- _Exercícios_:
A. Responde a partir do excerto sobre o artigo 58.º, uma resposta por linha:
(i) Quantas horas de trabalho a favor da comunidade são referidas no primeiro parágrafo?
(ii) Que princípio viola a nova norma, segundo a decisão da 1ª instância?
(iii) Que artigo da CRP é indicado no ponto 19?
B. Transcreve do excerto sobre o artigo 58.º o trecho que começa em "19. E por sua" e segue até "na mesma situação.".
C. Enumera todos os números de dias de prisão que o excerto sobre o artigo 58.º escreve em algarismos.

- _Excerto_:
■ ■ ■

18. Ou seja, entende que a aplicação do artigo 58.º na redacção actual, nomeadamente no que diz respeito ao facto de poder ser aplicada a situações de condenações até dois anos, viola e lesa os direitos dos presos que não podiam beneficiar dessa norma, e que trabalham a título gratuito nos estabelecimentos prisionais, uma vez que 480h de trabalhos a favor da comunidade, intercaladas, não eram justas, uma vez que os presos trabalhavam todos os dias, e a título gratuito também:
‘Passou aquele erro a ser erro grosseiro, percebido tanto pelo bom pai de família como pelo mau pai de família, percebido tanto pelo letrado como pelo iletrado, quando o factor de conversão é de uma hora de trabalho a redimir um dia de prisão, com bónus de entre aquele que seria o dia de prisão 480, e aqueles que seriam os dias de prisão 730 ou 731 – se o tempo total de prisão abranger um dia 29 de Fevereiro – já nem trabalho teria que cumprir: equiparar, para efeitos de redenção, uma hora de trabalho em liberdade, no ambiente descontraído, quente no Inverno, e refrigerado no Verão, dos serviços administrativos da Universidade do Minho, a um dia de prisão no ambiente muito mais agreste de um estabelecimento prisional – concretamente equiparar 480h intercaladas daquele trabalho a cerca de 510 dias contínuos deste regime mais agreste – é o retrato perfeito e não demagógico, por ser absolutamente ajustado ao caso presente, desse erro grosseiro.’
‘A nova norma, na dimensão que excede um ano de prisão e no próprio factor conversão (mesmo para penas inferiores a um ano), é inconstitucional por violar o princípio da igualdade.’ (in decisão da 1ª instância destes autos).
19. E por sua vez o Ac. da Relação do Porto, ao omitir pronúncia sobre tal, e referir que o artigo 58.º não foi ‘desaplicado’ – citação do Ac. –, acaba também, nessa interpretação por violar o próprio normativo (art. 58.º do C.P.), e o artigo 13.º da CRP, uma vez que faz um tratamento desigual para arguidos na mesma situação.

■ ■ ■

- _Registos_:

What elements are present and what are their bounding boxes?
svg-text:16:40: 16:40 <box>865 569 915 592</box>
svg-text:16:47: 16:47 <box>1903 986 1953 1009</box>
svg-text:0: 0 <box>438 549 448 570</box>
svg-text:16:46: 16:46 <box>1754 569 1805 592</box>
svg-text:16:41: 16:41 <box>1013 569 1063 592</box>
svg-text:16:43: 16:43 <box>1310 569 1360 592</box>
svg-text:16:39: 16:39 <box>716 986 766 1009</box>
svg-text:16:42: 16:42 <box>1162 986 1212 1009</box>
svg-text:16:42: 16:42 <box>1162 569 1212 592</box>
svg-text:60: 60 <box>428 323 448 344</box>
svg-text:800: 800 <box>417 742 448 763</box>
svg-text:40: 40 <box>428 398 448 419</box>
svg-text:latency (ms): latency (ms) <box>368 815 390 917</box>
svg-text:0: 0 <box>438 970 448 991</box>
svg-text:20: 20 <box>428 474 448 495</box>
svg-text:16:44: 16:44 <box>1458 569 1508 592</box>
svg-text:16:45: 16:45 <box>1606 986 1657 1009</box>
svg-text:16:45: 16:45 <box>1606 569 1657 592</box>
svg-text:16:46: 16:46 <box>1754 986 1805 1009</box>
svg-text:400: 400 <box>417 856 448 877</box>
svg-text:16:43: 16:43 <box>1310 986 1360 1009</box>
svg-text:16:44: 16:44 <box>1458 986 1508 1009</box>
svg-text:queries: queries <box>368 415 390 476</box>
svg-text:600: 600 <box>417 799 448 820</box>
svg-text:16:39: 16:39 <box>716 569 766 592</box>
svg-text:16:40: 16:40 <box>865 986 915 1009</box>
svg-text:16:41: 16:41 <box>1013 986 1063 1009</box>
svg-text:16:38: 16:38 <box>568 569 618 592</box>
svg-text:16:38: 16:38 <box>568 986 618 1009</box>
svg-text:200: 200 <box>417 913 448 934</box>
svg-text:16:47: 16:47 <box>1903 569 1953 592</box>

■ ■ ■

- _Respostas_:
A.
(i) 480 horas
(ii) O princípio da igualdade
(iii) O artigo 13.º

B.
19. E por sua vez o Ac. da Relação do Porto, ao omitir pronúncia sobre tal, e referir que o artigo 58.º não foi ‘desaplicado’ – citação do Ac. –, acaba também, nessa interpretação por violar o próprio normativo (art. 58.º do C.P.), e o artigo 13.º da CRP, uma vez que faz um tratamento desigual para arguidos na mesma situação.

C. 480, 730, 731, 510